Task prompt :: Write out the whole listing, matching it exactly.

** start Data entries **

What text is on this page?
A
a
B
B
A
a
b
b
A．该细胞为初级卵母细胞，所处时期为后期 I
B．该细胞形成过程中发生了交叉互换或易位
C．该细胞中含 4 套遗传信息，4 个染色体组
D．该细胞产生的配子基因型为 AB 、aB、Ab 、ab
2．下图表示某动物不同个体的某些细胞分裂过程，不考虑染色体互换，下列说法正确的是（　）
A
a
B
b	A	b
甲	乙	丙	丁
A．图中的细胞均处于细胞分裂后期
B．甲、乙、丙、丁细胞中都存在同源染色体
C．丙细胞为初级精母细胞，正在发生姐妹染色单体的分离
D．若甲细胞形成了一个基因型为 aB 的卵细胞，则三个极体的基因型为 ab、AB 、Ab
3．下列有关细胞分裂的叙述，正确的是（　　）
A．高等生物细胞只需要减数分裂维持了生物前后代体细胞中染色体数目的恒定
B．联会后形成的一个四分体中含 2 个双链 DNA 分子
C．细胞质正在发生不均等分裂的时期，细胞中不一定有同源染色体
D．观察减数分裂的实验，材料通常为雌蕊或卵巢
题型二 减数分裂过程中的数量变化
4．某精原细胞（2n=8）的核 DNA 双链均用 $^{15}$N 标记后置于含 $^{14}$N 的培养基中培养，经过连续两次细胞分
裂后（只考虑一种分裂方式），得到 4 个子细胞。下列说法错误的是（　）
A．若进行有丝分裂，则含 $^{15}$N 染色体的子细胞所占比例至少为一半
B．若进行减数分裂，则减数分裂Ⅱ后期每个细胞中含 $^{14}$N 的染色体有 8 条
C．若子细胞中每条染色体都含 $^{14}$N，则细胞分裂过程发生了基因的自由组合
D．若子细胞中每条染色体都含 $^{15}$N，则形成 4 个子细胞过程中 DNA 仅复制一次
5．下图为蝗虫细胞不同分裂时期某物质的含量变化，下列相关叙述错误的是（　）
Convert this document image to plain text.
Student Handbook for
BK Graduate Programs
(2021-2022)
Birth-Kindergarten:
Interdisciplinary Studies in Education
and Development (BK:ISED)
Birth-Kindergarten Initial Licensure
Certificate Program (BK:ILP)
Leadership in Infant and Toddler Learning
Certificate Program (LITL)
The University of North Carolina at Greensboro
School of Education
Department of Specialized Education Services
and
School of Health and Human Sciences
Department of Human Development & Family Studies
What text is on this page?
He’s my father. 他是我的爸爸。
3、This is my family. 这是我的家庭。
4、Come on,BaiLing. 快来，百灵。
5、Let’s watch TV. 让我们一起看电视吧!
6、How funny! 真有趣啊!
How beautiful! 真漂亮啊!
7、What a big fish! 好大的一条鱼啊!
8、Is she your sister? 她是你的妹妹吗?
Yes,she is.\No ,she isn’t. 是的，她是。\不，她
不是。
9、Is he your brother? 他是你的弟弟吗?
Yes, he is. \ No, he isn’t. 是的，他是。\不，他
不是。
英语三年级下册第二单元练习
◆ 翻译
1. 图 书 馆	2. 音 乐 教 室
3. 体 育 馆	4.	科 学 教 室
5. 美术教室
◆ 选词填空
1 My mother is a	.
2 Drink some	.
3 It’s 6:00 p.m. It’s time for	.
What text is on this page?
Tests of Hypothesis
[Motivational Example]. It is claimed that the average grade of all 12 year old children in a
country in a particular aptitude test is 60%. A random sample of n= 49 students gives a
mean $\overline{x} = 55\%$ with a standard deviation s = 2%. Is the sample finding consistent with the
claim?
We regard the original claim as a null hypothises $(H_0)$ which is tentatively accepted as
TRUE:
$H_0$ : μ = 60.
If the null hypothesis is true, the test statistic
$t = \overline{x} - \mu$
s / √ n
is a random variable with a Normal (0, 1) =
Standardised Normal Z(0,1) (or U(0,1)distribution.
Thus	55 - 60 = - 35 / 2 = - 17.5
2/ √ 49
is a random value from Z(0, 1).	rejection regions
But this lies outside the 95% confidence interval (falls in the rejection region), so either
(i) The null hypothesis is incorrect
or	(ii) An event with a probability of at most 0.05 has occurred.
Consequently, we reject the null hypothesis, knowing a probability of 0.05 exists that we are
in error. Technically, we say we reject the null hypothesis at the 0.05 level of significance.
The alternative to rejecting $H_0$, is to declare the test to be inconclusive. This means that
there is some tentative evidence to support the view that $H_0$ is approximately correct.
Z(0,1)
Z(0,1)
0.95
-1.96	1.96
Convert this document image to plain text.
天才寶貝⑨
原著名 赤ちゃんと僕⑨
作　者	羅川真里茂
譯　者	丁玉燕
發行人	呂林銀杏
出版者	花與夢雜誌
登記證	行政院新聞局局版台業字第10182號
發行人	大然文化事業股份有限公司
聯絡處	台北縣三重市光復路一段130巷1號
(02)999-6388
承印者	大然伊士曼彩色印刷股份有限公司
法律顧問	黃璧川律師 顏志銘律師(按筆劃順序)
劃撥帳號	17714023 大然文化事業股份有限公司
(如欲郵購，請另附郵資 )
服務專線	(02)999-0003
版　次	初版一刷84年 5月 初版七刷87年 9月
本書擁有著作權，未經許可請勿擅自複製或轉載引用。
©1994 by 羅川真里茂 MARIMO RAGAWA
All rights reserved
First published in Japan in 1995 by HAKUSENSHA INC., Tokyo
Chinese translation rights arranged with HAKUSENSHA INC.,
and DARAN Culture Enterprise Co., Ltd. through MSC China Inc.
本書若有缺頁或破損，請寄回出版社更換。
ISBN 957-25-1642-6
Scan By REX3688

** end Data entries **

Correct response ::
What text is on this page?
A
a
B
B
A
a
b
b
A．该细胞为初级卵母细胞，所处时期为后期 I
B．该细胞形成过程中发生了交叉互换或易位
C．该细胞中含 4 套遗传信息，4 个染色体组
D．该细胞产生的配子基因型为 AB 、aB、Ab 、ab
2．下图表示某动物不同个体的某些细胞分裂过程，不考虑染色体互换，下列说法正确的是（　）
A
a
B
b	A	b
甲	乙	丙	丁
A．图中的细胞均处于细胞分裂后期
B．甲、乙、丙、丁细胞中都存在同源染色体
C．丙细胞为初级精母细胞，正在发生姐妹染色单体的分离
D．若甲细胞形成了一个基因型为 aB 的卵细胞，则三个极体的基因型为 ab、AB 、Ab
3．下列有关细胞分裂的叙述，正确的是（　　）
A．高等生物细胞只需要减数分裂维持了生物前后代体细胞中染色体数目的恒定
B．联会后形成的一个四分体中含 2 个双链 DNA 分子
C．细胞质正在发生不均等分裂的时期，细胞中不一定有同源染色体
D．观察减数分裂的实验，材料通常为雌蕊或卵巢
题型二 减数分裂过程中的数量变化
4．某精原细胞（2n=8）的核 DNA 双链均用 $^{15}$N 标记后置于含 $^{14}$N 的培养基中培养，经过连续两次细胞分
裂后（只考虑一种分裂方式），得到 4 个子细胞。下列说法错误的是（　）
A．若进行有丝分裂，则含 $^{15}$N 染色体的子细胞所占比例至少为一半
B．若进行减数分裂，则减数分裂Ⅱ后期每个细胞中含 $^{14}$N 的染色体有 8 条
C．若子细胞中每条染色体都含 $^{14}$N，则细胞分裂过程发生了基因的自由组合
D．若子细胞中每条染色体都含 $^{15}$N，则形成 4 个子细胞过程中 DNA 仅复制一次
5．下图为蝗虫细胞不同分裂时期某物质的含量变化，下列相关叙述错误的是（　）
Convert this document image to plain text.
Student Handbook for
BK Graduate Programs
(2021-2022)
Birth-Kindergarten:
Interdisciplinary Studies in Education
and Development (BK:ISED)
Birth-Kindergarten Initial Licensure
Certificate Program (BK:ILP)
Leadership in Infant and Toddler Learning
Certificate Program (LITL)
The University of North Carolina at Greensboro
School of Education
Department of Specialized Education Services
and
School of Health and Human Sciences
Department of Human Development & Family Studies
What text is on this page?
He’s my father. 他是我的爸爸。
3、This is my family. 这是我的家庭。
4、Come on,BaiLing. 快来，百灵。
5、Let’s watch TV. 让我们一起看电视吧!
6、How funny! 真有趣啊!
How beautiful! 真漂亮啊!
7、What a big fish! 好大的一条鱼啊!
8、Is she your sister? 她是你的妹妹吗?
Yes,she is.\No ,she isn’t. 是的，她是。\不，她
不是。
9、Is he your brother? 他是你的弟弟吗?
Yes, he is. \ No, he isn’t. 是的，他是。\不，他
不是。
英语三年级下册第二单元练习
◆ 翻译
1. 图 书 馆	2. 音 乐 教 室
3. 体 育 馆	4.	科 学 教 室
5. 美术教室
◆ 选词填空
1 My mother is a	.
2 Drink some	.
3 It’s 6:00 p.m. It’s time for	.
What text is on this page?
Tests of Hypothesis
[Motivational Example]. It is claimed that the average grade of all 12 year old children in a
country in a particular aptitude test is 60%. A random sample of n= 49 students gives a
mean $\overline{x} = 55\%$ with a standard deviation s = 2%. Is the sample finding consistent with the
claim?
We regard the original claim as a null hypothises $(H_0)$ which is tentatively accepted as
TRUE:
$H_0$ : μ = 60.
If the null hypothesis is true, the test statistic
$t = \overline{x} - \mu$
s / √ n
is a random variable with a Normal (0, 1) =
Standardised Normal Z(0,1) (or U(0,1)distribution.
Thus	55 - 60 = - 35 / 2 = - 17.5
2/ √ 49
is a random value from Z(0, 1).	rejection regions
But this lies outside the 95% confidence interval (falls in the rejection region), so either
(i) The null hypothesis is incorrect
or	(ii) An event with a probability of at most 0.05 has occurred.
Consequently, we reject the null hypothesis, knowing a probability of 0.05 exists that we are
in error. Technically, we say we reject the null hypothesis at the 0.05 level of significance.
The alternative to rejecting $H_0$, is to declare the test to be inconclusive. This means that
there is some tentative evidence to support the view that $H_0$ is approximately correct.
Z(0,1)
Z(0,1)
0.95
-1.96	1.96
Convert this document image to plain text.
天才寶貝⑨
原著名 赤ちゃんと僕⑨
作　者	羅川真里茂
譯　者	丁玉燕
發行人	呂林銀杏
出版者	花與夢雜誌
登記證	行政院新聞局局版台業字第10182號
發行人	大然文化事業股份有限公司
聯絡處	台北縣三重市光復路一段130巷1號
(02)999-6388
承印者	大然伊士曼彩色印刷股份有限公司
法律顧問	黃璧川律師 顏志銘律師(按筆劃順序)
劃撥帳號	17714023 大然文化事業股份有限公司
(如欲郵購，請另附郵資 )
服務專線	(02)999-0003
版　次	初版一刷84年 5月 初版七刷87年 9月
本書擁有著作權，未經許可請勿擅自複製或轉載引用。
©1994 by 羅川真里茂 MARIMO RAGAWA
All rights reserved
First published in Japan in 1995 by HAKUSENSHA INC., Tokyo
Chinese translation rights arranged with HAKUSENSHA INC.,
and DARAN Culture Enterprise Co., Ltd. through MSC China Inc.
本書若有缺頁或破損，請寄回出版社更換。
ISBN 957-25-1642-6
Scan By REX3688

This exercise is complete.